WRITTEN PROBLEM:
Transcribe every line exactly. Leave the pictures behind.

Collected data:
>> Start

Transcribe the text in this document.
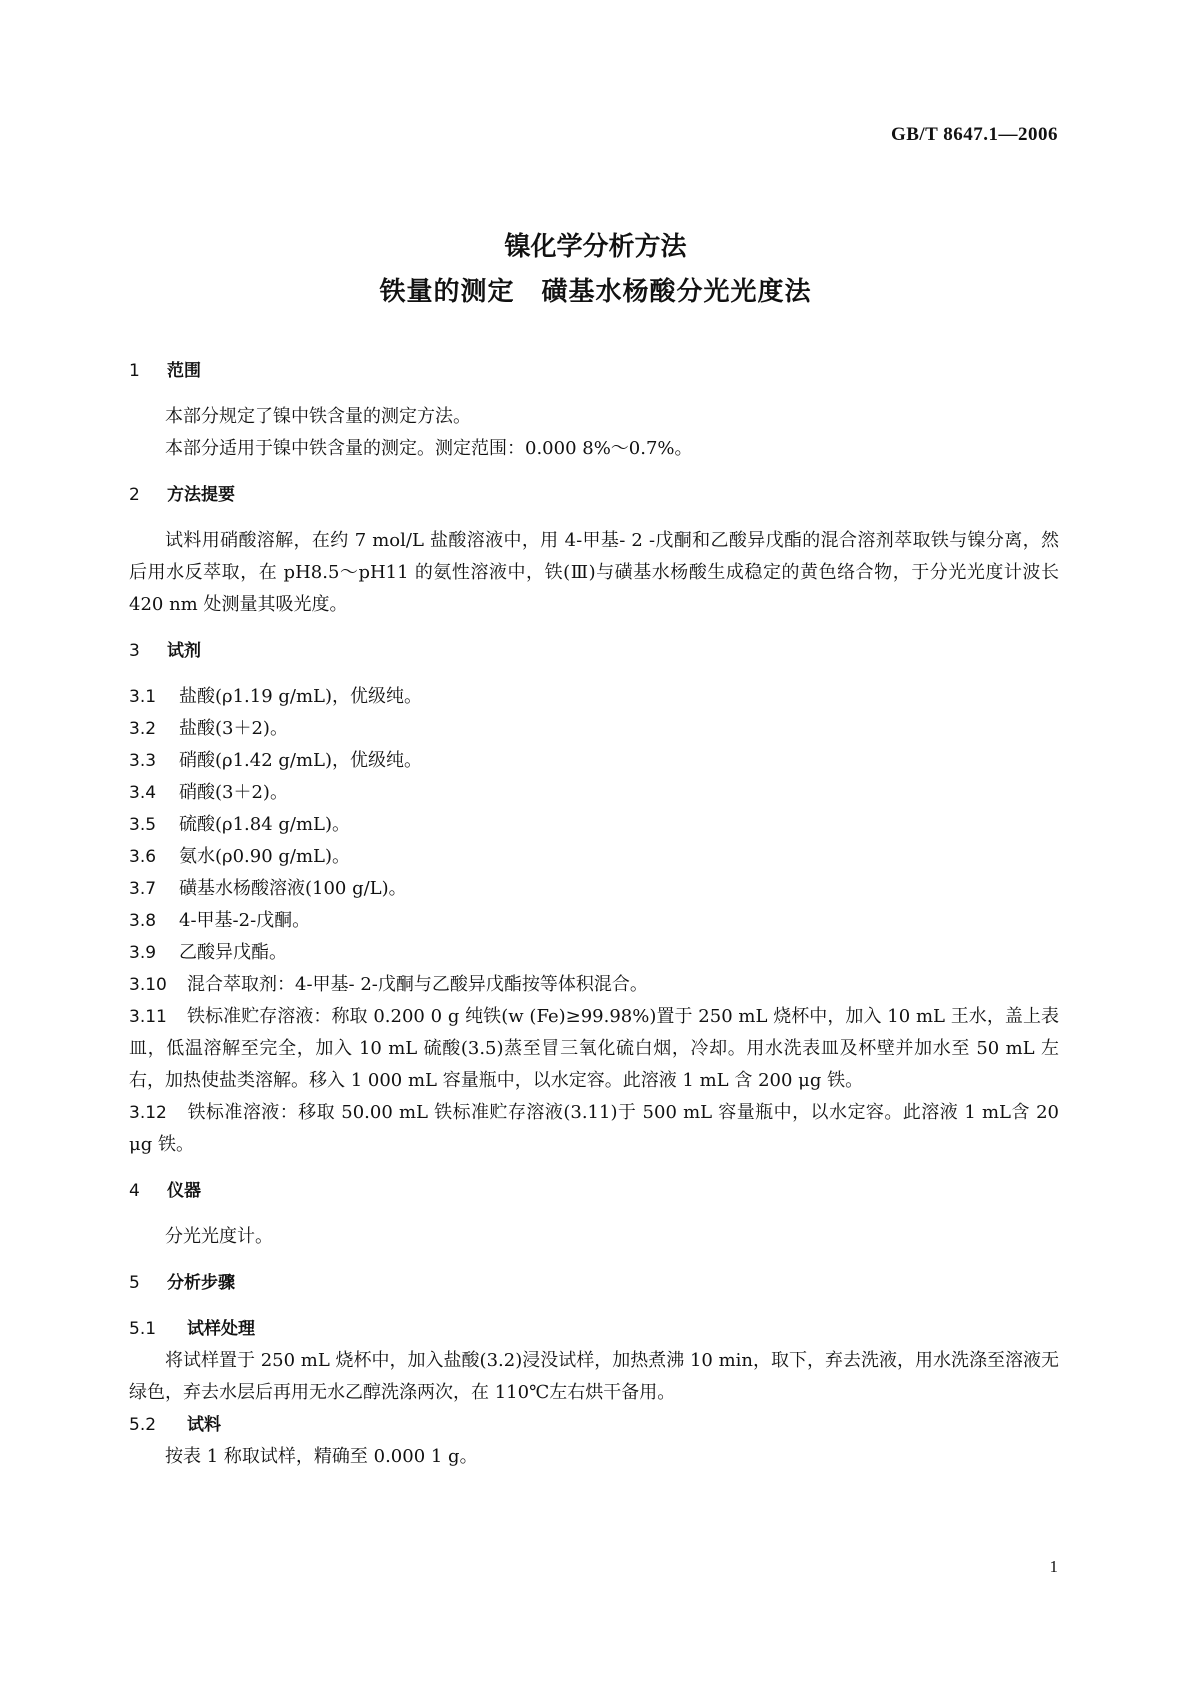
GB/T 8647.1—2006
镍化学分析方法
铁量的测定　磺基水杨酸分光光度法
1 范围

本部分规定了镍中铁含量的测定方法。

本部分适用于镍中铁含量的测定。测定范围：0.000 8%～0.7%。

2 方法提要

试料用硝酸溶解，在约 7 mol/L 盐酸溶液中，用 4-甲基- 2 -戊酮和乙酸异戊酯的混合溶剂萃取铁与镍分离，然后用水反萃取，在 pH8.5～pH11 的氨性溶液中，铁(Ⅲ)与磺基水杨酸生成稳定的黄色络合物，于分光光度计波长 420 nm 处测量其吸光度。

3 试剂

3.1 盐酸(ρ1.19 g/mL)，优级纯。

3.2 盐酸(3＋2)。

3.3 硝酸(ρ1.42 g/mL)，优级纯。

3.4 硝酸(3＋2)。

3.5 硫酸(ρ1.84 g/mL)。

3.6 氨水(ρ0.90 g/mL)。

3.7 磺基水杨酸溶液(100 g/L)。

3.8 4-甲基-2-戊酮。

3.9 乙酸异戊酯。

3.10 混合萃取剂：4-甲基- 2-戊酮与乙酸异戊酯按等体积混合。

3.11 铁标准贮存溶液：称取 0.200 0 g 纯铁(w (Fe)≥99.98%)置于 250 mL 烧杯中，加入 10 mL 王水，盖上表皿，低温溶解至完全，加入 10 mL 硫酸(3.5)蒸至冒三氧化硫白烟，冷却。用水洗表皿及杯壁并加水至 50 mL 左右，加热使盐类溶解。移入 1 000 mL 容量瓶中，以水定容。此溶液 1 mL 含 200 μg 铁。

3.12 铁标准溶液：移取 50.00 mL 铁标准贮存溶液(3.11)于 500 mL 容量瓶中，以水定容。此溶液 1 mL含 20 μg 铁。

4 仪器

分光光度计。

5 分析步骤
5.1 试样处理

将试样置于 250 mL 烧杯中，加入盐酸(3.2)浸没试样，加热煮沸 10 min，取下，弃去洗液，用水洗涤至溶液无绿色，弃去水层后再用无水乙醇洗涤两次，在 110℃左右烘干备用。

5.2 试料

按表 1 称取试样，精确至 0.000 1 g。

1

>> End

SOLUTION TO THIS EXERCISE:
Transcribe the text in this document.
GB/T 8647.1—2006
镍化学分析方法
铁量的测定　磺基水杨酸分光光度法
1 范围

本部分规定了镍中铁含量的测定方法。

本部分适用于镍中铁含量的测定。测定范围：0.000 8%～0.7%。

2 方法提要

试料用硝酸溶解，在约 7 mol/L 盐酸溶液中，用 4-甲基- 2 -戊酮和乙酸异戊酯的混合溶剂萃取铁与镍分离，然后用水反萃取，在 pH8.5～pH11 的氨性溶液中，铁(Ⅲ)与磺基水杨酸生成稳定的黄色络合物，于分光光度计波长 420 nm 处测量其吸光度。

3 试剂

3.1 盐酸(ρ1.19 g/mL)，优级纯。

3.2 盐酸(3＋2)。

3.3 硝酸(ρ1.42 g/mL)，优级纯。

3.4 硝酸(3＋2)。

3.5 硫酸(ρ1.84 g/mL)。

3.6 氨水(ρ0.90 g/mL)。

3.7 磺基水杨酸溶液(100 g/L)。

3.8 4-甲基-2-戊酮。

3.9 乙酸异戊酯。

3.10 混合萃取剂：4-甲基- 2-戊酮与乙酸异戊酯按等体积混合。

3.11 铁标准贮存溶液：称取 0.200 0 g 纯铁(w (Fe)≥99.98%)置于 250 mL 烧杯中，加入 10 mL 王水，盖上表皿，低温溶解至完全，加入 10 mL 硫酸(3.5)蒸至冒三氧化硫白烟，冷却。用水洗表皿及杯壁并加水至 50 mL 左右，加热使盐类溶解。移入 1 000 mL 容量瓶中，以水定容。此溶液 1 mL 含 200 μg 铁。

3.12 铁标准溶液：移取 50.00 mL 铁标准贮存溶液(3.11)于 500 mL 容量瓶中，以水定容。此溶液 1 mL含 20 μg 铁。

4 仪器

分光光度计。

5 分析步骤
5.1 试样处理

将试样置于 250 mL 烧杯中，加入盐酸(3.2)浸没试样，加热煮沸 10 min，取下，弃去洗液，用水洗涤至溶液无绿色，弃去水层后再用无水乙醇洗涤两次，在 110℃左右烘干备用。

5.2 试料

按表 1 称取试样，精确至 0.000 1 g。

1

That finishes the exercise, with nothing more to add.